### EXCERPTED DATA
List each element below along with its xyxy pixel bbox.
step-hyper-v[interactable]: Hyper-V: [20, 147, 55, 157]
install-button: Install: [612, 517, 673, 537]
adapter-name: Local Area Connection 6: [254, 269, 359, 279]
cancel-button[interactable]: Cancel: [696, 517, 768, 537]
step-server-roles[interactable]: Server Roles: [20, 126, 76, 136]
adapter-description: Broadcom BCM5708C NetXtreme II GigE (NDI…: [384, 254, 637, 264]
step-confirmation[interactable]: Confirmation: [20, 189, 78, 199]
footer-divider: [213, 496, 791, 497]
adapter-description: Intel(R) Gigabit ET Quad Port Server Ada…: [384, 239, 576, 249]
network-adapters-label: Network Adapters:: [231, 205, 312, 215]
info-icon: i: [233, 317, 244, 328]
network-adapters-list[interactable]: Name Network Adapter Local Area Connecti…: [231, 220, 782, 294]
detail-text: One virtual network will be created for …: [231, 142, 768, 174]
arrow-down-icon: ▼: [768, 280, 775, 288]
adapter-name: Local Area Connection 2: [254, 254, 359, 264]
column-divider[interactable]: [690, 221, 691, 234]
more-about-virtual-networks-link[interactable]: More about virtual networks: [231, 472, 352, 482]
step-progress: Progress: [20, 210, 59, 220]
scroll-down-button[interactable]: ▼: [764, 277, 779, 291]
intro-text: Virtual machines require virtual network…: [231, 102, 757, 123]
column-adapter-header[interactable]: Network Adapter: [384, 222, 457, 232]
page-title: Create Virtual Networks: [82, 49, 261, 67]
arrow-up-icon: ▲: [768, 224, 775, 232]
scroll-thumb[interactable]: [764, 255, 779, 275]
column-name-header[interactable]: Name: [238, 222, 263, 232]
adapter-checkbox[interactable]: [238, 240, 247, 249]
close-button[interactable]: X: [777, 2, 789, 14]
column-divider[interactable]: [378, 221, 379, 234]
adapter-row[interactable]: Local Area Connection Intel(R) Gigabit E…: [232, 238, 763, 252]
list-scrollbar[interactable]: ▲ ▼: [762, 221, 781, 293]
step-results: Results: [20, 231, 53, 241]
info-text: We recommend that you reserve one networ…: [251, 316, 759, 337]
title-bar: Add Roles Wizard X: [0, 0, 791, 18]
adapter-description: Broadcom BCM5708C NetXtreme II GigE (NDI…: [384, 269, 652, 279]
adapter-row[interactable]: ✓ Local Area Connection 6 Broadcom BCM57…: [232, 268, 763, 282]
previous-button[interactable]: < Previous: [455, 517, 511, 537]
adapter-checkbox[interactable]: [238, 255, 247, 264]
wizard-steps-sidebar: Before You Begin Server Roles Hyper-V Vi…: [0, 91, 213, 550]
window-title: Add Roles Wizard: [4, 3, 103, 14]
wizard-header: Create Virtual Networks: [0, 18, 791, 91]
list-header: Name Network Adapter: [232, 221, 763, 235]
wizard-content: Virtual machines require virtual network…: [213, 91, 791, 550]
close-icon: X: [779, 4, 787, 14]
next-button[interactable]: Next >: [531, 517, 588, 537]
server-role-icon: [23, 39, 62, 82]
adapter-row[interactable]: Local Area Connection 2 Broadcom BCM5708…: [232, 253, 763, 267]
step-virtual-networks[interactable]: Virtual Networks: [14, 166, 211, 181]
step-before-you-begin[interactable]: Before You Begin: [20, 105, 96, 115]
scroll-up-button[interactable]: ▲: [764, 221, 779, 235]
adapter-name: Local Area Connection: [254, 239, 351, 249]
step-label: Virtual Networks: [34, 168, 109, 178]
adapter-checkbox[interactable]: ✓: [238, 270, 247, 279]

* * *

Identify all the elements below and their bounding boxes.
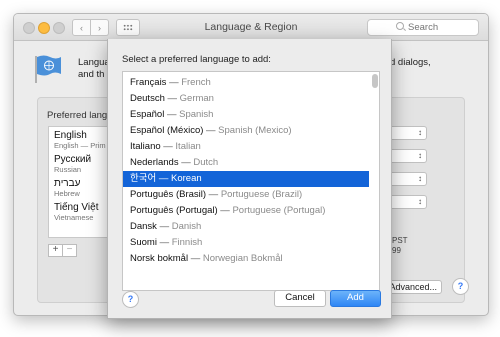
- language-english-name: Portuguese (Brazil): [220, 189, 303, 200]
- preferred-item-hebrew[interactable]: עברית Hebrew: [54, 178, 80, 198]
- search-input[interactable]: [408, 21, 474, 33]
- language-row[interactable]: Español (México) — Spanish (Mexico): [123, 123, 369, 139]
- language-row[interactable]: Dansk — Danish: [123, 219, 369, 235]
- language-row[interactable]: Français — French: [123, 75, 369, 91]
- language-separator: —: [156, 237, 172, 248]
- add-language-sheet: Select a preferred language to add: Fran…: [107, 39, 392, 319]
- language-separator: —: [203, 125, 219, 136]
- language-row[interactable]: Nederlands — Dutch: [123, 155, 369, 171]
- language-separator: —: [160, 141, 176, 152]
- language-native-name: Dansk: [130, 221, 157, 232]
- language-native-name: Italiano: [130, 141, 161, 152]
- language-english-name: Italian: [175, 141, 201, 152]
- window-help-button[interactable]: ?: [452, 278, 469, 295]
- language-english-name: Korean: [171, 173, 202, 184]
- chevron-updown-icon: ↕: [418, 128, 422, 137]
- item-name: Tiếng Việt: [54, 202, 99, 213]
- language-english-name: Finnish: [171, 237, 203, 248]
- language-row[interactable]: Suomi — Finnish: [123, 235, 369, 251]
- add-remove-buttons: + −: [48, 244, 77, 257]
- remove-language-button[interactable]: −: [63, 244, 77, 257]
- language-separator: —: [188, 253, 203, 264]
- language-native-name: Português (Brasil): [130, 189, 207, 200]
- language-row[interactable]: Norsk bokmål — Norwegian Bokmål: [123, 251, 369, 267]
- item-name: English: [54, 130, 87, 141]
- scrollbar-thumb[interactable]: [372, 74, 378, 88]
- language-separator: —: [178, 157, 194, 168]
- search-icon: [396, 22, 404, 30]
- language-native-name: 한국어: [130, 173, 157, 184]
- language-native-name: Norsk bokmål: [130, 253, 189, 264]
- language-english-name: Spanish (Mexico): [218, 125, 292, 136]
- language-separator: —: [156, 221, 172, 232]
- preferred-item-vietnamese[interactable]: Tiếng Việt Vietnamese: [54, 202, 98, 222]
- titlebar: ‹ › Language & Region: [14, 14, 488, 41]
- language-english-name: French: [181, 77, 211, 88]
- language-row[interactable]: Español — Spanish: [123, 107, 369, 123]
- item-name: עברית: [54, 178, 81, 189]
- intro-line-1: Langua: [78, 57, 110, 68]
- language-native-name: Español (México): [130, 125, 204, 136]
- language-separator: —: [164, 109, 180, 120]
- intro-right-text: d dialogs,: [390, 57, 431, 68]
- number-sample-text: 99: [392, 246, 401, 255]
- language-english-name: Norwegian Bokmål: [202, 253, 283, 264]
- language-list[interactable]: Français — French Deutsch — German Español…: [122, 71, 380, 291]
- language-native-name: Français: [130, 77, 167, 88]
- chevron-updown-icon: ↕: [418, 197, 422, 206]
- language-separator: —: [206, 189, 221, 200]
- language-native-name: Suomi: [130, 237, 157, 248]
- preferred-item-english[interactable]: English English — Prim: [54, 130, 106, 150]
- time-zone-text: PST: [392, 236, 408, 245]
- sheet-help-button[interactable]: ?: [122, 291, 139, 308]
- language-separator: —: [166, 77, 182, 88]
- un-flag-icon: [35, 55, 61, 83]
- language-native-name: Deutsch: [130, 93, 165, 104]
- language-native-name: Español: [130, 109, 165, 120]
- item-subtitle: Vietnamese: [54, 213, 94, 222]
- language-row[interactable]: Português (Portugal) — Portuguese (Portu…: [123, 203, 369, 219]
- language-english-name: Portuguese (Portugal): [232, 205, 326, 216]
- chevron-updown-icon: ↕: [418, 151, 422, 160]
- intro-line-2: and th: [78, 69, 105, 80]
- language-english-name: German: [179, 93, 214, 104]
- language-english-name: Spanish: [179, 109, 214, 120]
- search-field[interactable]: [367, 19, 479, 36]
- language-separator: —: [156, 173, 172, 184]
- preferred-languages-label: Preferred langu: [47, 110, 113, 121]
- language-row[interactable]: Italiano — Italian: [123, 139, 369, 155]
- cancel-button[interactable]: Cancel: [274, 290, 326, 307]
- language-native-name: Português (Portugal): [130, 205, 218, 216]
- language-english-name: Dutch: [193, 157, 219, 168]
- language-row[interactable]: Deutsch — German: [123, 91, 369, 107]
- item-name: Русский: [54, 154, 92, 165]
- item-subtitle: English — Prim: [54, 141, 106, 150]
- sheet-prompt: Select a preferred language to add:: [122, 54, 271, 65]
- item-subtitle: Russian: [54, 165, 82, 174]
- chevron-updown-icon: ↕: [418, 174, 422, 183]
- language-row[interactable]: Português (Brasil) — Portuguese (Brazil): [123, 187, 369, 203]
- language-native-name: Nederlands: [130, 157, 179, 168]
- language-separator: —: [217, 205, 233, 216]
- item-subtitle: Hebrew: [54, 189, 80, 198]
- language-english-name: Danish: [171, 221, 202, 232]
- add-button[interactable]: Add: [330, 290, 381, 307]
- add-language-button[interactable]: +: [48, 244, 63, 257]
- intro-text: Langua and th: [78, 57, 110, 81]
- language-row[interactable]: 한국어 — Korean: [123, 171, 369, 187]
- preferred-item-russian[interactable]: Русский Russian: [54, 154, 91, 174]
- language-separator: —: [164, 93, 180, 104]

### GIVEN EXERCISE
Please locate every line in the items above that holds the word "remove" and copy each one; case counts.

### EXERCISE SOLUTION
- add-remove-buttons: + −: [48, 244, 77, 257]
- remove-language-button[interactable]: −: [63, 244, 77, 257]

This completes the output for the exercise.